- [Exercise directions] Copy out all the records exactly.

- [Materials provided]

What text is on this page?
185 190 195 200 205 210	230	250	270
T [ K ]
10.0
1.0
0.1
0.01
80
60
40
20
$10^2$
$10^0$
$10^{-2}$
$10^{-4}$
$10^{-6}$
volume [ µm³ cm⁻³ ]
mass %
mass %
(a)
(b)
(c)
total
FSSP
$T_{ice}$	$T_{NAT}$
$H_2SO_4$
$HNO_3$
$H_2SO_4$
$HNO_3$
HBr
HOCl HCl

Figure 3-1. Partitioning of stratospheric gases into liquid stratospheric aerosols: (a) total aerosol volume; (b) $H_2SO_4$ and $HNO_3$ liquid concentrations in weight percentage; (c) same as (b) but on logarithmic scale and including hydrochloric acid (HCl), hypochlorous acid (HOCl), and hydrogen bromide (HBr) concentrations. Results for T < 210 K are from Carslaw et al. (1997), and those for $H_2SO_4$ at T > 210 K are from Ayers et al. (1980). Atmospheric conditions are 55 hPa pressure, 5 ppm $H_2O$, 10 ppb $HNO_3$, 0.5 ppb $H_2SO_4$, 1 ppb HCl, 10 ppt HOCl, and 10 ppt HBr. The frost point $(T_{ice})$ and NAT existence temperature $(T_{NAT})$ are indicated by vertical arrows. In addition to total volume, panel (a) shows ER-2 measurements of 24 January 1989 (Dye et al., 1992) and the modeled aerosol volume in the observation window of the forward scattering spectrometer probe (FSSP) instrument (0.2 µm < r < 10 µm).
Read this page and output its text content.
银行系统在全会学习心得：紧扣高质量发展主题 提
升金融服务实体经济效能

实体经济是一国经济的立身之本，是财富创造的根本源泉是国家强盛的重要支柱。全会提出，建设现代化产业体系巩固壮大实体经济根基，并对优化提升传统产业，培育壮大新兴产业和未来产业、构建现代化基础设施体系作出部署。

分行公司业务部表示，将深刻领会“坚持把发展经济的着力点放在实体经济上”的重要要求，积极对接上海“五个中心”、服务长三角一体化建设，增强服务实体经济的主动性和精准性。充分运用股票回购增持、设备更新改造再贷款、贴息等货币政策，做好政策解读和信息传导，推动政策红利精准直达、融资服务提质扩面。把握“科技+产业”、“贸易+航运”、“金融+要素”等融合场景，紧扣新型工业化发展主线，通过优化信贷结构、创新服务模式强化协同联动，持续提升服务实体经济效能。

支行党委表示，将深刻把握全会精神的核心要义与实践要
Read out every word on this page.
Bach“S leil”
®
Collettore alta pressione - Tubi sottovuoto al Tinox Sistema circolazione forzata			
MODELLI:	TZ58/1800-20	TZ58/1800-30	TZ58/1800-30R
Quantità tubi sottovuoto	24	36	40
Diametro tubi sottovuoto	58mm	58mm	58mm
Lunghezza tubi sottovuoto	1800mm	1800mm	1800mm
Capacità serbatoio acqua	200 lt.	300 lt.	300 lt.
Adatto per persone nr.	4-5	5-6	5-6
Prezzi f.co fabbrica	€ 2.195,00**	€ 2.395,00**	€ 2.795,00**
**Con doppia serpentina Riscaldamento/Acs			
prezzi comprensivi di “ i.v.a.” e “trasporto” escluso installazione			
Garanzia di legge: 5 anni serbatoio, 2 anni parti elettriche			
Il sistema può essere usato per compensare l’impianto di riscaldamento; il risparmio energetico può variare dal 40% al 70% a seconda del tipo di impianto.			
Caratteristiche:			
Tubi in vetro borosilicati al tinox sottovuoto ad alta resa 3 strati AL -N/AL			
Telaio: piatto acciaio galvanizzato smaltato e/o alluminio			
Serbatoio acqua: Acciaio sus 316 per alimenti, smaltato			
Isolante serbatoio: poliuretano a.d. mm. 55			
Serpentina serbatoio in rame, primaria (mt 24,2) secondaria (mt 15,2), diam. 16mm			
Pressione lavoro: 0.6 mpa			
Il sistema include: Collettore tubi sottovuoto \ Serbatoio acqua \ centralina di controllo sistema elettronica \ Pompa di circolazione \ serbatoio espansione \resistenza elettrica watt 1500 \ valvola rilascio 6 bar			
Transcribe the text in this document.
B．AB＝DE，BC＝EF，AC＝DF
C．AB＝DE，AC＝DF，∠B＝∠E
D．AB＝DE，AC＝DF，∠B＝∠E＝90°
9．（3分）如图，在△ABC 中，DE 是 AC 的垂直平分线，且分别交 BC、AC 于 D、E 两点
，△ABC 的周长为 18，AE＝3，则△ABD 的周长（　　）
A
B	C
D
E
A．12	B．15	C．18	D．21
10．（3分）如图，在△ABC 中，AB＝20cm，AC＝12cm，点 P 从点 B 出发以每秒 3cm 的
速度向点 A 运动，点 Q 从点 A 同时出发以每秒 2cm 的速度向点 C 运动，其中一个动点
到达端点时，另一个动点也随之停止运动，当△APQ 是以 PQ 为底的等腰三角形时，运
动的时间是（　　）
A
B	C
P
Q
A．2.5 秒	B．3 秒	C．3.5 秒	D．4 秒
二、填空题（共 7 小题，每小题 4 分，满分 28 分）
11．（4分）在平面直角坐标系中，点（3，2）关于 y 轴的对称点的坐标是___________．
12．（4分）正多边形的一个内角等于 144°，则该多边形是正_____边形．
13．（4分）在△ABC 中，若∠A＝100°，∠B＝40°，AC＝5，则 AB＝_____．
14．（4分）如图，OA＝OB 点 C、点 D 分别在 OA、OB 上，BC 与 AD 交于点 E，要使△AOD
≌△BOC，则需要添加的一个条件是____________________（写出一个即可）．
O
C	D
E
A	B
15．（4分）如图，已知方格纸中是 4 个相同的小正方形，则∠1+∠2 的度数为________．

- [Expected answer]
What text is on this page?
185 190 195 200 205 210	230	250	270
T [ K ]
10.0
1.0
0.1
0.01
80
60
40
20
$10^2$
$10^0$
$10^{-2}$
$10^{-4}$
$10^{-6}$
volume [ µm³ cm⁻³ ]
mass %
mass %
(a)
(b)
(c)
total
FSSP
$T_{ice}$	$T_{NAT}$
$H_2SO_4$
$HNO_3$
$H_2SO_4$
$HNO_3$
HBr
HOCl HCl

Figure 3-1. Partitioning of stratospheric gases into liquid stratospheric aerosols: (a) total aerosol volume; (b) $H_2SO_4$ and $HNO_3$ liquid concentrations in weight percentage; (c) same as (b) but on logarithmic scale and including hydrochloric acid (HCl), hypochlorous acid (HOCl), and hydrogen bromide (HBr) concentrations. Results for T < 210 K are from Carslaw et al. (1997), and those for $H_2SO_4$ at T > 210 K are from Ayers et al. (1980). Atmospheric conditions are 55 hPa pressure, 5 ppm $H_2O$, 10 ppb $HNO_3$, 0.5 ppb $H_2SO_4$, 1 ppb HCl, 10 ppt HOCl, and 10 ppt HBr. The frost point $(T_{ice})$ and NAT existence temperature $(T_{NAT})$ are indicated by vertical arrows. In addition to total volume, panel (a) shows ER-2 measurements of 24 January 1989 (Dye et al., 1992) and the modeled aerosol volume in the observation window of the forward scattering spectrometer probe (FSSP) instrument (0.2 µm < r < 10 µm).
Read this page and output its text content.
银行系统在全会学习心得：紧扣高质量发展主题 提
升金融服务实体经济效能

实体经济是一国经济的立身之本，是财富创造的根本源泉是国家强盛的重要支柱。全会提出，建设现代化产业体系巩固壮大实体经济根基，并对优化提升传统产业，培育壮大新兴产业和未来产业、构建现代化基础设施体系作出部署。

分行公司业务部表示，将深刻领会“坚持把发展经济的着力点放在实体经济上”的重要要求，积极对接上海“五个中心”、服务长三角一体化建设，增强服务实体经济的主动性和精准性。充分运用股票回购增持、设备更新改造再贷款、贴息等货币政策，做好政策解读和信息传导，推动政策红利精准直达、融资服务提质扩面。把握“科技+产业”、“贸易+航运”、“金融+要素”等融合场景，紧扣新型工业化发展主线，通过优化信贷结构、创新服务模式强化协同联动，持续提升服务实体经济效能。

支行党委表示，将深刻把握全会精神的核心要义与实践要
Read out every word on this page.
Bach“S leil”
®
Collettore alta pressione - Tubi sottovuoto al Tinox Sistema circolazione forzata			
MODELLI:	TZ58/1800-20	TZ58/1800-30	TZ58/1800-30R
Quantità tubi sottovuoto	24	36	40
Diametro tubi sottovuoto	58mm	58mm	58mm
Lunghezza tubi sottovuoto	1800mm	1800mm	1800mm
Capacità serbatoio acqua	200 lt.	300 lt.	300 lt.
Adatto per persone nr.	4-5	5-6	5-6
Prezzi f.co fabbrica	€ 2.195,00**	€ 2.395,00**	€ 2.795,00**
**Con doppia serpentina Riscaldamento/Acs			
prezzi comprensivi di “ i.v.a.” e “trasporto” escluso installazione			
Garanzia di legge: 5 anni serbatoio, 2 anni parti elettriche			
Il sistema può essere usato per compensare l’impianto di riscaldamento; il risparmio energetico può variare dal 40% al 70% a seconda del tipo di impianto.			
Caratteristiche:			
Tubi in vetro borosilicati al tinox sottovuoto ad alta resa 3 strati AL -N/AL			
Telaio: piatto acciaio galvanizzato smaltato e/o alluminio			
Serbatoio acqua: Acciaio sus 316 per alimenti, smaltato			
Isolante serbatoio: poliuretano a.d. mm. 55			
Serpentina serbatoio in rame, primaria (mt 24,2) secondaria (mt 15,2), diam. 16mm			
Pressione lavoro: 0.6 mpa			
Il sistema include: Collettore tubi sottovuoto \ Serbatoio acqua \ centralina di controllo sistema elettronica \ Pompa di circolazione \ serbatoio espansione \resistenza elettrica watt 1500 \ valvola rilascio 6 bar			
Transcribe the text in this document.
B．AB＝DE，BC＝EF，AC＝DF
C．AB＝DE，AC＝DF，∠B＝∠E
D．AB＝DE，AC＝DF，∠B＝∠E＝90°
9．（3分）如图，在△ABC 中，DE 是 AC 的垂直平分线，且分别交 BC、AC 于 D、E 两点
，△ABC 的周长为 18，AE＝3，则△ABD 的周长（　　）
A
B	C
D
E
A．12	B．15	C．18	D．21
10．（3分）如图，在△ABC 中，AB＝20cm，AC＝12cm，点 P 从点 B 出发以每秒 3cm 的
速度向点 A 运动，点 Q 从点 A 同时出发以每秒 2cm 的速度向点 C 运动，其中一个动点
到达端点时，另一个动点也随之停止运动，当△APQ 是以 PQ 为底的等腰三角形时，运
动的时间是（　　）
A
B	C
P
Q
A．2.5 秒	B．3 秒	C．3.5 秒	D．4 秒
二、填空题（共 7 小题，每小题 4 分，满分 28 分）
11．（4分）在平面直角坐标系中，点（3，2）关于 y 轴的对称点的坐标是___________．
12．（4分）正多边形的一个内角等于 144°，则该多边形是正_____边形．
13．（4分）在△ABC 中，若∠A＝100°，∠B＝40°，AC＝5，则 AB＝_____．
14．（4分）如图，OA＝OB 点 C、点 D 分别在 OA、OB 上，BC 与 AD 交于点 E，要使△AOD
≌△BOC，则需要添加的一个条件是____________________（写出一个即可）．
O
C	D
E
A	B
15．（4分）如图，已知方格纸中是 4 个相同的小正方形，则∠1+∠2 的度数为________．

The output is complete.